# The request
Below are records to be output exactly, every one of them.

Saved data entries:
******************************
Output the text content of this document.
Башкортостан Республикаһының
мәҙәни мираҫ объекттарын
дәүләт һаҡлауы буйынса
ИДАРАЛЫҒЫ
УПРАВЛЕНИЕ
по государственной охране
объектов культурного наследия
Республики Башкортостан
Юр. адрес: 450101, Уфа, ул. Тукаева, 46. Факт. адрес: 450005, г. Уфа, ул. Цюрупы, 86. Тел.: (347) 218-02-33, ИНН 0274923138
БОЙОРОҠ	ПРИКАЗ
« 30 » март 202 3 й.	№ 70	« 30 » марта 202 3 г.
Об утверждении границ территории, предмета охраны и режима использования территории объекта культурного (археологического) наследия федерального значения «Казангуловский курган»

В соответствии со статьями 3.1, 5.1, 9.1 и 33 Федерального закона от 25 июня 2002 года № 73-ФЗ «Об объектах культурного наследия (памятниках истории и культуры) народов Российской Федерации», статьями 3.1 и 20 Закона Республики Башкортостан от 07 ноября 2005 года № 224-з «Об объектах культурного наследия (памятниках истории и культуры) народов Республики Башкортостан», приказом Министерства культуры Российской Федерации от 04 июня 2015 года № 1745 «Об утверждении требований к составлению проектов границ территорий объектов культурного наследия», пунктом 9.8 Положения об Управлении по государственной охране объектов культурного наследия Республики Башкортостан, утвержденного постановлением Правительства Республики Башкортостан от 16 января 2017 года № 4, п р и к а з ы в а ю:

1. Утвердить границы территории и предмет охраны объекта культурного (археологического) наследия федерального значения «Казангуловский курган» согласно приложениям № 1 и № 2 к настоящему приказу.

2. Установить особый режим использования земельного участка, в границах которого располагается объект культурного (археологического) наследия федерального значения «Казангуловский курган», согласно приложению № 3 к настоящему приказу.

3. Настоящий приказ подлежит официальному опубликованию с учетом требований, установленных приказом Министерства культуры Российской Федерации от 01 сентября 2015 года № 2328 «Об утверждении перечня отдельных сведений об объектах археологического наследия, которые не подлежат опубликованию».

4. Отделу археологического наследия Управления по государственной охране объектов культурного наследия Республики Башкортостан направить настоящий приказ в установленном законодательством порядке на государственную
******************************
# Result
Output the text content of this document.
Башкортостан Республикаһының
мәҙәни мираҫ объекттарын
дәүләт һаҡлауы буйынса
ИДАРАЛЫҒЫ
УПРАВЛЕНИЕ
по государственной охране
объектов культурного наследия
Республики Башкортостан
Юр. адрес: 450101, Уфа, ул. Тукаева, 46. Факт. адрес: 450005, г. Уфа, ул. Цюрупы, 86. Тел.: (347) 218-02-33, ИНН 0274923138
БОЙОРОҠ	ПРИКАЗ
« 30 » март 202 3 й.	№ 70	« 30 » марта 202 3 г.
Об утверждении границ территории, предмета охраны и режима использования территории объекта культурного (археологического) наследия федерального значения «Казангуловский курган»

В соответствии со статьями 3.1, 5.1, 9.1 и 33 Федерального закона от 25 июня 2002 года № 73-ФЗ «Об объектах культурного наследия (памятниках истории и культуры) народов Российской Федерации», статьями 3.1 и 20 Закона Республики Башкортостан от 07 ноября 2005 года № 224-з «Об объектах культурного наследия (памятниках истории и культуры) народов Республики Башкортостан», приказом Министерства культуры Российской Федерации от 04 июня 2015 года № 1745 «Об утверждении требований к составлению проектов границ территорий объектов культурного наследия», пунктом 9.8 Положения об Управлении по государственной охране объектов культурного наследия Республики Башкортостан, утвержденного постановлением Правительства Республики Башкортостан от 16 января 2017 года № 4, п р и к а з ы в а ю:

1. Утвердить границы территории и предмет охраны объекта культурного (археологического) наследия федерального значения «Казангуловский курган» согласно приложениям № 1 и № 2 к настоящему приказу.

2. Установить особый режим использования земельного участка, в границах которого располагается объект культурного (археологического) наследия федерального значения «Казангуловский курган», согласно приложению № 3 к настоящему приказу.

3. Настоящий приказ подлежит официальному опубликованию с учетом требований, установленных приказом Министерства культуры Российской Федерации от 01 сентября 2015 года № 2328 «Об утверждении перечня отдельных сведений об объектах археологического наследия, которые не подлежат опубликованию».

4. Отделу археологического наследия Управления по государственной охране объектов культурного наследия Республики Башкортостан направить настоящий приказ в установленном законодательством порядке на государственную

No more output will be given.